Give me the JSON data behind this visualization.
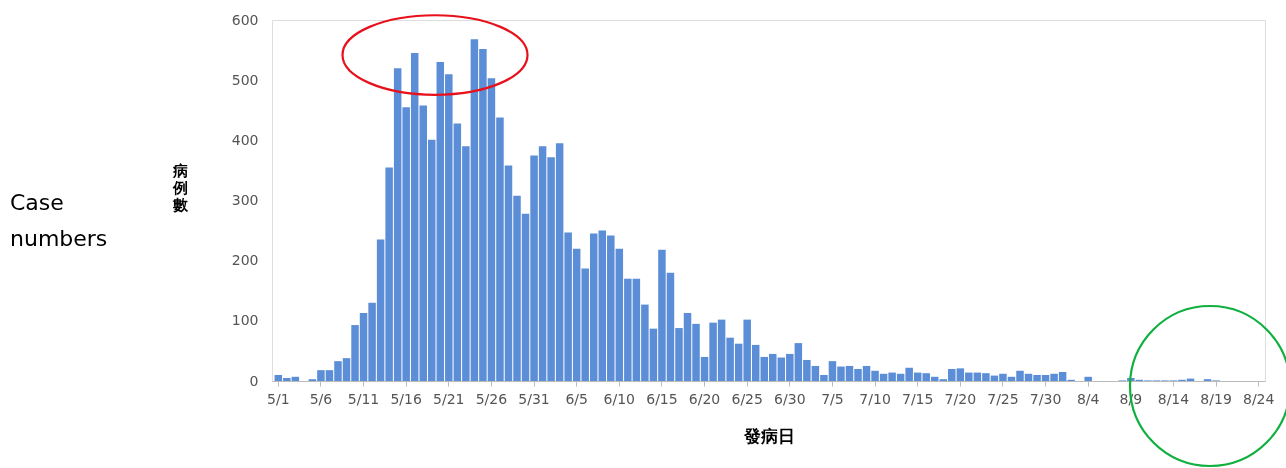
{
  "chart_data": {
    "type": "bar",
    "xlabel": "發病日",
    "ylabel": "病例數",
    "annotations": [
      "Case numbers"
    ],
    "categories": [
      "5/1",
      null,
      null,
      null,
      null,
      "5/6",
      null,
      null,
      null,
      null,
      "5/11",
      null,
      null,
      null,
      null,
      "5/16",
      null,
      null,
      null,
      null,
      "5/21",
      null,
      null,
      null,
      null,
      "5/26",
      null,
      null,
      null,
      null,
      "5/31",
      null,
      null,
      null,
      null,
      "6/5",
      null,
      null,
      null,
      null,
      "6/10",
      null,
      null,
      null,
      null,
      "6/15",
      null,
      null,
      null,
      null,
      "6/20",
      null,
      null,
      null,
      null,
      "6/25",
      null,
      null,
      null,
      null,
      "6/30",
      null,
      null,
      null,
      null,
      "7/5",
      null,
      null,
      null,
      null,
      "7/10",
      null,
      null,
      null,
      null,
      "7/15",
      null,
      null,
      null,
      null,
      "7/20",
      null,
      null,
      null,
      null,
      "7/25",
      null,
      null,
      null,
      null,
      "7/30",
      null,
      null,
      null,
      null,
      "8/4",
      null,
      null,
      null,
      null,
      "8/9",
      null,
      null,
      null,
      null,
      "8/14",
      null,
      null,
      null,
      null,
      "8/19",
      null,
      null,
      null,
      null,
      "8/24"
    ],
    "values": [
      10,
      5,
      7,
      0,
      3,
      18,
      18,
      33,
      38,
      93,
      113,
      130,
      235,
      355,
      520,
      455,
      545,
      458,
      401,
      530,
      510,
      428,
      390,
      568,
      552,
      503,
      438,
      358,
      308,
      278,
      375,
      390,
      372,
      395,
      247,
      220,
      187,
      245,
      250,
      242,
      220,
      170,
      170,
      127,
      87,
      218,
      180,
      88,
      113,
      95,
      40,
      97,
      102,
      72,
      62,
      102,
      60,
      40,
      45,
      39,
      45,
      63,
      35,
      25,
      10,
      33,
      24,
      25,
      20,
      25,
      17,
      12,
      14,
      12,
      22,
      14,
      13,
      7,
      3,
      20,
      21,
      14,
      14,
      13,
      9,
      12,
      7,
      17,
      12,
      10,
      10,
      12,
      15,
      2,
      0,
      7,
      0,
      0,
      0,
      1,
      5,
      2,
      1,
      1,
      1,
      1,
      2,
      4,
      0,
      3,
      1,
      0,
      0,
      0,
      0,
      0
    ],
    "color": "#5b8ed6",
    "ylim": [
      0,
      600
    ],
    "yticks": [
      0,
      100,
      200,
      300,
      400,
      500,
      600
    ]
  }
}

§ **Task requirements**
Copy the listing word for word, excluding its pictures.

§ **Response to this task**
Give me the JSON data behind this visualization.
{
  "chart_data": {
    "type": "bar",
    "xlabel": "發病日",
    "ylabel": "病例數",
    "annotations": [
      "Case numbers"
    ],
    "categories": [
      "5/1",
      null,
      null,
      null,
      null,
      "5/6",
      null,
      null,
      null,
      null,
      "5/11",
      null,
      null,
      null,
      null,
      "5/16",
      null,
      null,
      null,
      null,
      "5/21",
      null,
      null,
      null,
      null,
      "5/26",
      null,
      null,
      null,
      null,
      "5/31",
      null,
      null,
      null,
      null,
      "6/5",
      null,
      null,
      null,
      null,
      "6/10",
      null,
      null,
      null,
      null,
      "6/15",
      null,
      null,
      null,
      null,
      "6/20",
      null,
      null,
      null,
      null,
      "6/25",
      null,
      null,
      null,
      null,
      "6/30",
      null,
      null,
      null,
      null,
      "7/5",
      null,
      null,
      null,
      null,
      "7/10",
      null,
      null,
      null,
      null,
      "7/15",
      null,
      null,
      null,
      null,
      "7/20",
      null,
      null,
      null,
      null,
      "7/25",
      null,
      null,
      null,
      null,
      "7/30",
      null,
      null,
      null,
      null,
      "8/4",
      null,
      null,
      null,
      null,
      "8/9",
      null,
      null,
      null,
      null,
      "8/14",
      null,
      null,
      null,
      null,
      "8/19",
      null,
      null,
      null,
      null,
      "8/24"
    ],
    "values": [
      10,
      5,
      7,
      0,
      3,
      18,
      18,
      33,
      38,
      93,
      113,
      130,
      235,
      355,
      520,
      455,
      545,
      458,
      401,
      530,
      510,
      428,
      390,
      568,
      552,
      503,
      438,
      358,
      308,
      278,
      375,
      390,
      372,
      395,
      247,
      220,
      187,
      245,
      250,
      242,
      220,
      170,
      170,
      127,
      87,
      218,
      180,
      88,
      113,
      95,
      40,
      97,
      102,
      72,
      62,
      102,
      60,
      40,
      45,
      39,
      45,
      63,
      35,
      25,
      10,
      33,
      24,
      25,
      20,
      25,
      17,
      12,
      14,
      12,
      22,
      14,
      13,
      7,
      3,
      20,
      21,
      14,
      14,
      13,
      9,
      12,
      7,
      17,
      12,
      10,
      10,
      12,
      15,
      2,
      0,
      7,
      0,
      0,
      0,
      1,
      5,
      2,
      1,
      1,
      1,
      1,
      2,
      4,
      0,
      3,
      1,
      0,
      0,
      0,
      0,
      0
    ],
    "color": "#5b8ed6",
    "ylim": [
      0,
      600
    ],
    "yticks": [
      0,
      100,
      200,
      300,
      400,
      500,
      600
    ]
  }
}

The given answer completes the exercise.